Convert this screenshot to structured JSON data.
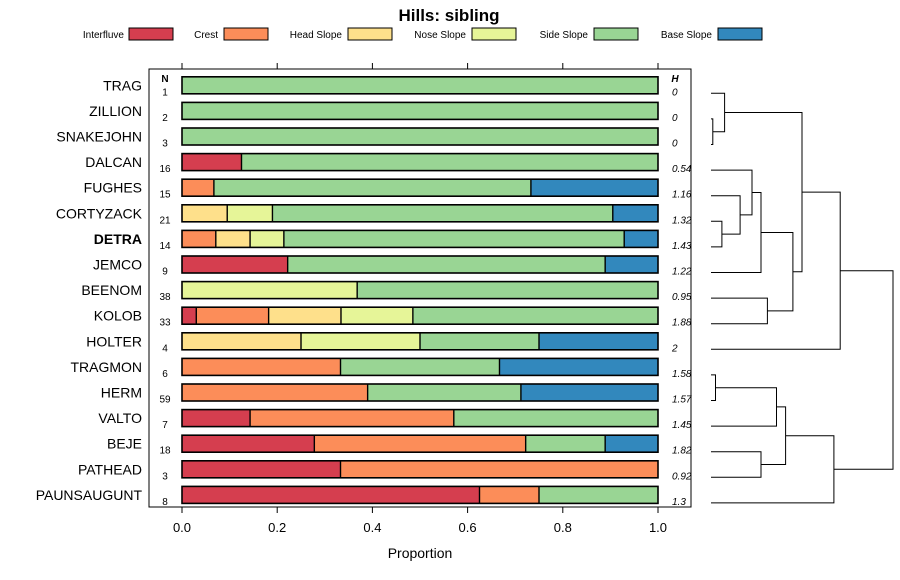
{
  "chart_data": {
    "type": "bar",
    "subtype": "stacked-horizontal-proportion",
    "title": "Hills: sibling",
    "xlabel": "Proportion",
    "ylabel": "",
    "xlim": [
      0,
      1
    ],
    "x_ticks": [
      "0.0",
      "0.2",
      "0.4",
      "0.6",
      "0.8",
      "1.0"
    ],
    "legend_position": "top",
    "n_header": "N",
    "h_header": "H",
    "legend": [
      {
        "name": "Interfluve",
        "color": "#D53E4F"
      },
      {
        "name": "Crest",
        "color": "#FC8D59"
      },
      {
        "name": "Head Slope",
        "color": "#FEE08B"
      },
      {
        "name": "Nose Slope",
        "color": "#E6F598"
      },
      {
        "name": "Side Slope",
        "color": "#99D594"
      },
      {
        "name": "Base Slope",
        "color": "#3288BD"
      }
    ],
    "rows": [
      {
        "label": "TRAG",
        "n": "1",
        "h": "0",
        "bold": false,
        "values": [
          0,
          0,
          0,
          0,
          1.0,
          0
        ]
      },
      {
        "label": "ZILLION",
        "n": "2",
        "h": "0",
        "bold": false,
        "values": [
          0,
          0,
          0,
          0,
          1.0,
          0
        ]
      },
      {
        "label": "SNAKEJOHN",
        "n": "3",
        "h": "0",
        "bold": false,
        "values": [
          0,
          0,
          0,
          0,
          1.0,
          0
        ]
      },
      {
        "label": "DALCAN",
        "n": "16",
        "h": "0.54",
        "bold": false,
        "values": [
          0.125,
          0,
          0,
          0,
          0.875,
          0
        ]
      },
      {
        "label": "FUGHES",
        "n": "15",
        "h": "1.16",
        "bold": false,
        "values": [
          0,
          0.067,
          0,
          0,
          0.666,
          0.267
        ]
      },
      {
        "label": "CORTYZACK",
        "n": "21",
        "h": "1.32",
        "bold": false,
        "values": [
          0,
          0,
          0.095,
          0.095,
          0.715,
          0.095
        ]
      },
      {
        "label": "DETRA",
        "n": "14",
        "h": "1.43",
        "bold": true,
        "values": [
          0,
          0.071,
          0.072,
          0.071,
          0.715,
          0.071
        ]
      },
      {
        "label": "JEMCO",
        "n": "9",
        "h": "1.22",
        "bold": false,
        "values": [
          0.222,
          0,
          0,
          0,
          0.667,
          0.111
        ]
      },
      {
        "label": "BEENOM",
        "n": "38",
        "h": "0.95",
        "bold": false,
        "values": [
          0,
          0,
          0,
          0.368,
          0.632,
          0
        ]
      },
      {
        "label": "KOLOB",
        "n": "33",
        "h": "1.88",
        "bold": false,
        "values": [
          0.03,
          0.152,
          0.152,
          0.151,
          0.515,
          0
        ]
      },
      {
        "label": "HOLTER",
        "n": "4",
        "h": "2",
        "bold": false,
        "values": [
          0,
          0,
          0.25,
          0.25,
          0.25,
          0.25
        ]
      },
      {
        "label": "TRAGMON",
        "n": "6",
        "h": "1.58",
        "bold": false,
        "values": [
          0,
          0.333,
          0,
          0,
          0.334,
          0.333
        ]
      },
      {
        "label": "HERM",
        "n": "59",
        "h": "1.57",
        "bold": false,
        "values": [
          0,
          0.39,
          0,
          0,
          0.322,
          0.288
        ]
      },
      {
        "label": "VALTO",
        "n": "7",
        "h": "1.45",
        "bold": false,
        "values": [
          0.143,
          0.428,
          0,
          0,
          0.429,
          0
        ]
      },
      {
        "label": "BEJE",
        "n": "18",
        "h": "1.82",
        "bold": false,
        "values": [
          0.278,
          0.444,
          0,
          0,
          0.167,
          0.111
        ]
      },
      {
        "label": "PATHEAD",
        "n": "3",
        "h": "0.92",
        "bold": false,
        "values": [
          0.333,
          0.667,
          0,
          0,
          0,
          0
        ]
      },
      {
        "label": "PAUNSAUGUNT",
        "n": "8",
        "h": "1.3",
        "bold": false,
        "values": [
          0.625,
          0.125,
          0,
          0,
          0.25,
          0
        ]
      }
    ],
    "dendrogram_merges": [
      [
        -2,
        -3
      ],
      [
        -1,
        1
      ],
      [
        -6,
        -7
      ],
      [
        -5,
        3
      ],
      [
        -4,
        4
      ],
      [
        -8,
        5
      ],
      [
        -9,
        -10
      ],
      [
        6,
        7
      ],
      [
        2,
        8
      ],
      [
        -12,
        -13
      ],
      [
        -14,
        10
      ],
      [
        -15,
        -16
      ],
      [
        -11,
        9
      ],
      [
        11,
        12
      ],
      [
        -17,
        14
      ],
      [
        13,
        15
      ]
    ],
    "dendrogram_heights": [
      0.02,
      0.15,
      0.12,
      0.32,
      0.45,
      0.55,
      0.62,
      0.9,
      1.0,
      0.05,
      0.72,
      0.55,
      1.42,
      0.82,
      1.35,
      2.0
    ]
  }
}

*-*-*

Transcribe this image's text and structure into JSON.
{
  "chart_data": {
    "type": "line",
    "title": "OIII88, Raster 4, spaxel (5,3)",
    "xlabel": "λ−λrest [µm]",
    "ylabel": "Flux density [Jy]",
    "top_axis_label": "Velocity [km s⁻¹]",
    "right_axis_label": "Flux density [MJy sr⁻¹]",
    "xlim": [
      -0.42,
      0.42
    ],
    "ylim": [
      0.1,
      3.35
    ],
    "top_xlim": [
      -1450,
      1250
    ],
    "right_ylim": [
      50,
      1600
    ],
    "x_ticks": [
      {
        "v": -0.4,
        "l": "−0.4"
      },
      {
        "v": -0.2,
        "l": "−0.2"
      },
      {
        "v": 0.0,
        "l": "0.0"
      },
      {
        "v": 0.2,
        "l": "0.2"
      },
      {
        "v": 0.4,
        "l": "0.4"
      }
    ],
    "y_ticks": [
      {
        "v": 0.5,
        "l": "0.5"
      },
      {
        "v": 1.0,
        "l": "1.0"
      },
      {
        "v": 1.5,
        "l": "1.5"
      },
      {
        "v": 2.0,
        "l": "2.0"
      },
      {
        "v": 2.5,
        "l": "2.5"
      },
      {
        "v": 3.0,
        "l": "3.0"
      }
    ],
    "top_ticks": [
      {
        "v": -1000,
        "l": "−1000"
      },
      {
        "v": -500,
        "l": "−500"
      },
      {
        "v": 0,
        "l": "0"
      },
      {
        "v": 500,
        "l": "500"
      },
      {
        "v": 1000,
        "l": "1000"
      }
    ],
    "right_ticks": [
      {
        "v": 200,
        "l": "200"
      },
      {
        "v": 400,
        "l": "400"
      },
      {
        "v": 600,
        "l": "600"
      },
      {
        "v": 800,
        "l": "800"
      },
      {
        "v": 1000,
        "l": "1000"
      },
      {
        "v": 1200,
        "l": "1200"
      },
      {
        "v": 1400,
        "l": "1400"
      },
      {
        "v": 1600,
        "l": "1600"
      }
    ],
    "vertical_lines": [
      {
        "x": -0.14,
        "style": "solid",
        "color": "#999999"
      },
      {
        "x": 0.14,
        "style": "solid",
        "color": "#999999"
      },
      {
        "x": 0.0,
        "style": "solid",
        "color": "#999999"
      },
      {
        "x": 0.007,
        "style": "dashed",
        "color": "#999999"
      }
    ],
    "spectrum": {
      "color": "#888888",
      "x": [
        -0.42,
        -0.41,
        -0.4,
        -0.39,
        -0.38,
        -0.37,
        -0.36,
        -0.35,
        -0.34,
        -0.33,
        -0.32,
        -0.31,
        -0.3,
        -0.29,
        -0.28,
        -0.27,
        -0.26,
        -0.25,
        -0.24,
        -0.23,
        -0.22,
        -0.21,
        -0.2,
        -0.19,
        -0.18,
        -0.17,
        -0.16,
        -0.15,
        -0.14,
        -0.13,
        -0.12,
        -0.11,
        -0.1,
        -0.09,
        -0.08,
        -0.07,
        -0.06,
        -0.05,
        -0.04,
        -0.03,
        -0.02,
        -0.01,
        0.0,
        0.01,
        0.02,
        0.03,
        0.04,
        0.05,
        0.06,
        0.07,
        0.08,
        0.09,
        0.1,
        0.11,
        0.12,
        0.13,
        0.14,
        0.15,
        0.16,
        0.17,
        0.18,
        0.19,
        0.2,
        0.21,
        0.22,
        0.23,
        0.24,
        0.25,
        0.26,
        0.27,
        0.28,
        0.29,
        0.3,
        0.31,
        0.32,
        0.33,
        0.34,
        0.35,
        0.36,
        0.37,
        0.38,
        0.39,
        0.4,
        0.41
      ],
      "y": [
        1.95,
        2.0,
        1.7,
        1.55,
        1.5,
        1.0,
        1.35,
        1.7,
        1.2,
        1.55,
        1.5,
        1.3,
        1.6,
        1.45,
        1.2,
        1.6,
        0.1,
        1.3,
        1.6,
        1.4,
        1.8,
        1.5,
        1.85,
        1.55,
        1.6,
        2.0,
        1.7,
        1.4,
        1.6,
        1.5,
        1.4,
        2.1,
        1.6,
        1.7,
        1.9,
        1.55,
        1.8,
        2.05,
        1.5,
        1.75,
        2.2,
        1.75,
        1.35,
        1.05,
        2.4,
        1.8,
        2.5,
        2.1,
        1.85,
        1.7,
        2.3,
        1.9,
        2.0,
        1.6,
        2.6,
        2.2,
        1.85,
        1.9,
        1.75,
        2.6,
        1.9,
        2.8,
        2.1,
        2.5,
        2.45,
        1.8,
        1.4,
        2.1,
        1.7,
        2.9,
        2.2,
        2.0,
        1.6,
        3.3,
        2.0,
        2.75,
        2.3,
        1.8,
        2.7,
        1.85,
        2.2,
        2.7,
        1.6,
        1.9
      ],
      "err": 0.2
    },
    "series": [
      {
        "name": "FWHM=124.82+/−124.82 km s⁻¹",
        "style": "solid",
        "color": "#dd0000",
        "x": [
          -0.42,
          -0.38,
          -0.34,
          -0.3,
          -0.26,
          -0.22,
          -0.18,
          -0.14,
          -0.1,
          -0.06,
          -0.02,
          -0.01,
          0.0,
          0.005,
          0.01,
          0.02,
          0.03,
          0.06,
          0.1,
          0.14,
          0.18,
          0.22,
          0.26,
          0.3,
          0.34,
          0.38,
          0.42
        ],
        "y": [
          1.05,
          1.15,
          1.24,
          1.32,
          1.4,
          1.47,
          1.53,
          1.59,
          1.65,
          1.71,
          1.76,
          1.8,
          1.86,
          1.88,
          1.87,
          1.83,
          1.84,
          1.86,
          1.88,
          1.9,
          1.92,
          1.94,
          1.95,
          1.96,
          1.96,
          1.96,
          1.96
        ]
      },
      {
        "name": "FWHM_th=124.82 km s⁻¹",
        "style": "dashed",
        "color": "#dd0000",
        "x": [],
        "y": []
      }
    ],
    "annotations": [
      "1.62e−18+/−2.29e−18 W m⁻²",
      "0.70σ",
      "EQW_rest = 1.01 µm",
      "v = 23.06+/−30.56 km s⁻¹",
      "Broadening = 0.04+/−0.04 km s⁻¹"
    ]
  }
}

*-*-*

_SHORT TASK_
Extract each line from the listing that holds the word "density".

_WORKED SOLUTION_
    "ylabel": "Flux density [Jy]",
    "right_axis_label": "Flux density [MJy sr⁻¹]",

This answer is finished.